Count how many lines have the word "title" in them. Reply with that number by itself.

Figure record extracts
========================================================================
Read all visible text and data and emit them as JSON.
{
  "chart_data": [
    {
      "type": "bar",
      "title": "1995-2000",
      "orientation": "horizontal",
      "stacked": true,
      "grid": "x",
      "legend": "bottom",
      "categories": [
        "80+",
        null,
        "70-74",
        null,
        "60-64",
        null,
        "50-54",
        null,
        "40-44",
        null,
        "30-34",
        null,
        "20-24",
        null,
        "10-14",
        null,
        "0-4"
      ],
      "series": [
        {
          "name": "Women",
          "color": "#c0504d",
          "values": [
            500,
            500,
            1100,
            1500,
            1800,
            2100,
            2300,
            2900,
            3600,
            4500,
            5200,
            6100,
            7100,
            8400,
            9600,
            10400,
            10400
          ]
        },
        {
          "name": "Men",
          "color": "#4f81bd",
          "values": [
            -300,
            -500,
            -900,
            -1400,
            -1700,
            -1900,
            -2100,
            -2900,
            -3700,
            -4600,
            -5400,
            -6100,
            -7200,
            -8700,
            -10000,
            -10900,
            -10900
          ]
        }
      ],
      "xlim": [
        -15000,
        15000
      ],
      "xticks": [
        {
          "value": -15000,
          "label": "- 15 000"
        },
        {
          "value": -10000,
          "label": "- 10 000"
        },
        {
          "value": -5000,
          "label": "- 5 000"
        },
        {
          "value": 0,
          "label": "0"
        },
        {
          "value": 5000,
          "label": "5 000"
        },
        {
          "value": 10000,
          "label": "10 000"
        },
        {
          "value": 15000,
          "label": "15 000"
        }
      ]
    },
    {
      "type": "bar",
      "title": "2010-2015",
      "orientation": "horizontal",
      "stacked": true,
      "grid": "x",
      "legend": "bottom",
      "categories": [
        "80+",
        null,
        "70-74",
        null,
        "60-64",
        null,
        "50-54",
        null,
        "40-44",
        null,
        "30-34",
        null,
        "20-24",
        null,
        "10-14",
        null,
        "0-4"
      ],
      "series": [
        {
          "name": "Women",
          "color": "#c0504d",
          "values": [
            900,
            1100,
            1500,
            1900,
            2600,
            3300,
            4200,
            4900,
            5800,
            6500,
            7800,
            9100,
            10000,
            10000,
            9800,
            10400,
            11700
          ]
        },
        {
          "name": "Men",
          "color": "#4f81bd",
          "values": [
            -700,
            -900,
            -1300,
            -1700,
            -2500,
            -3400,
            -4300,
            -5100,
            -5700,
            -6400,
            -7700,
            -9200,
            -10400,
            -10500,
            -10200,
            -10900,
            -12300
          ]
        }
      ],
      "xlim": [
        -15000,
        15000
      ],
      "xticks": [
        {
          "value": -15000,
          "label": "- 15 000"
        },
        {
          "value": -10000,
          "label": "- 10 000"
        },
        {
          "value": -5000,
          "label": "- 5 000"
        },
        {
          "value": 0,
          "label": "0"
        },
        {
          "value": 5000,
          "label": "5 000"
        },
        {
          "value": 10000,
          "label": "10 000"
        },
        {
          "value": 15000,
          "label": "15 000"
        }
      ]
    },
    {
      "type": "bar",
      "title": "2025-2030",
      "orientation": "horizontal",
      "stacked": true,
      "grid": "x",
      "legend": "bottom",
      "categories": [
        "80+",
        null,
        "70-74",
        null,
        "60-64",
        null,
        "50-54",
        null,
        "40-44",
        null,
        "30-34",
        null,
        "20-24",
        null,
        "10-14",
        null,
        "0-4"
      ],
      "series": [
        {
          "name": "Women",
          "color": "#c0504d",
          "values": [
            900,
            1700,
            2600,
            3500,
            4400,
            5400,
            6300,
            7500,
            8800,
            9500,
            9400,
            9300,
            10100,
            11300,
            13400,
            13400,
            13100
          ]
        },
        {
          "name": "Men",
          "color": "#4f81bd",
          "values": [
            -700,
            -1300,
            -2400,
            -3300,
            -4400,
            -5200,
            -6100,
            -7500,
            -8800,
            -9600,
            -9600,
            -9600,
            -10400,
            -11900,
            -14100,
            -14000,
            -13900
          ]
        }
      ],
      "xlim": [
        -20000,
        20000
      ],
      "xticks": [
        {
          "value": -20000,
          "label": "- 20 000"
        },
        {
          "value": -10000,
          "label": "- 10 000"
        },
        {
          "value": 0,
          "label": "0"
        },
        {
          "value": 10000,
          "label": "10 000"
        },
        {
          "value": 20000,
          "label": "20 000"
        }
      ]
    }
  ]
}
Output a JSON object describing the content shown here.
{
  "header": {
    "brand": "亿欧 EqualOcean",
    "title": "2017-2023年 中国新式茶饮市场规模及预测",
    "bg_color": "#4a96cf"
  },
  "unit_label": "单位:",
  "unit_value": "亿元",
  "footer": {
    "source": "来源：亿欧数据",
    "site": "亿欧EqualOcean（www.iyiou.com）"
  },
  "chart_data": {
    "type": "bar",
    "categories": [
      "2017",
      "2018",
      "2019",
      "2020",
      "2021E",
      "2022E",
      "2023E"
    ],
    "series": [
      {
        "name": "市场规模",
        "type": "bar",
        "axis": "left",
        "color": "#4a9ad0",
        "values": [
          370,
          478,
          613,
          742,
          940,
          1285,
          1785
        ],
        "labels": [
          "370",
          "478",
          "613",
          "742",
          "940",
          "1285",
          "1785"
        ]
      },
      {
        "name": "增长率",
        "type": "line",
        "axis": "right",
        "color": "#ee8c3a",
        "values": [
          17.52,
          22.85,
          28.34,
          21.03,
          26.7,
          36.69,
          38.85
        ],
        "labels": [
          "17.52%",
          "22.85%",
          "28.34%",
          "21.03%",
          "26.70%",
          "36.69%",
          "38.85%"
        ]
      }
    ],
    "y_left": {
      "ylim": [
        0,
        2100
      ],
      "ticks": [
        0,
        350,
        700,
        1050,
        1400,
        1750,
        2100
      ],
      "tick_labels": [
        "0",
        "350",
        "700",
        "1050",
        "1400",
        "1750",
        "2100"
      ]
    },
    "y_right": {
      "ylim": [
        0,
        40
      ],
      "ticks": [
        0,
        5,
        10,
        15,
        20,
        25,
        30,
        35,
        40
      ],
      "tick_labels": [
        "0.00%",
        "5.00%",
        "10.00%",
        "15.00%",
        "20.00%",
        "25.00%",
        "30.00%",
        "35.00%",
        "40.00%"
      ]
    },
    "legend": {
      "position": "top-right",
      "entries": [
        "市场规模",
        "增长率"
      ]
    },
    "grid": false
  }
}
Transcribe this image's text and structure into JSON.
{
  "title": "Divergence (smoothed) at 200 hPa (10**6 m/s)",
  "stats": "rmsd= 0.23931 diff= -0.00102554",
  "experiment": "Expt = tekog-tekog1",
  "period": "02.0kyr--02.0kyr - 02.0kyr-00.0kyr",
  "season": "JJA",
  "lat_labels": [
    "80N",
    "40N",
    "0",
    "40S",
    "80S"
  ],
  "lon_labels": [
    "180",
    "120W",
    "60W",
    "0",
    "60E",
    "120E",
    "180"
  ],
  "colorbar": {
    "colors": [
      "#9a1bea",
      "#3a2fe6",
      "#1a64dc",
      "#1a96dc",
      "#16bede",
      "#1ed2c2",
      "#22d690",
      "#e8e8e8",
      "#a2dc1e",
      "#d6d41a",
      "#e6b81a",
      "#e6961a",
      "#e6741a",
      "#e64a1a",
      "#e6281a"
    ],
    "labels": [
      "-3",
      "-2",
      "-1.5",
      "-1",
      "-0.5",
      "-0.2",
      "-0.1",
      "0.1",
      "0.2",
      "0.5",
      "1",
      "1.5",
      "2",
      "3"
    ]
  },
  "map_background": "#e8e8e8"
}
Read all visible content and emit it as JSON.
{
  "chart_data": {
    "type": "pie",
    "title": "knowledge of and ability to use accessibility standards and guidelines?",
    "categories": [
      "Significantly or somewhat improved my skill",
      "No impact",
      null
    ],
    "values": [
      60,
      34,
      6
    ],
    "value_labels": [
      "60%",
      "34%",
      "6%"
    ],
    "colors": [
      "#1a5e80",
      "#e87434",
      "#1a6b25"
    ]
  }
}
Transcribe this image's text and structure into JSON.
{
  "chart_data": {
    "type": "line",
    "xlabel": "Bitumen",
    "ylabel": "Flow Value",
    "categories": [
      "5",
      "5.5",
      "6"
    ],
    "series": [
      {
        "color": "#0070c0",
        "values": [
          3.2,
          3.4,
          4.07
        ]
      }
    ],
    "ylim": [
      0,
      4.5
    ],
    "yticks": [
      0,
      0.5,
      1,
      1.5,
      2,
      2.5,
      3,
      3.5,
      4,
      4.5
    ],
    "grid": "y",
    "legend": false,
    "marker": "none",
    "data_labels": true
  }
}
========================================================================
→ ANSWER IN FULL
6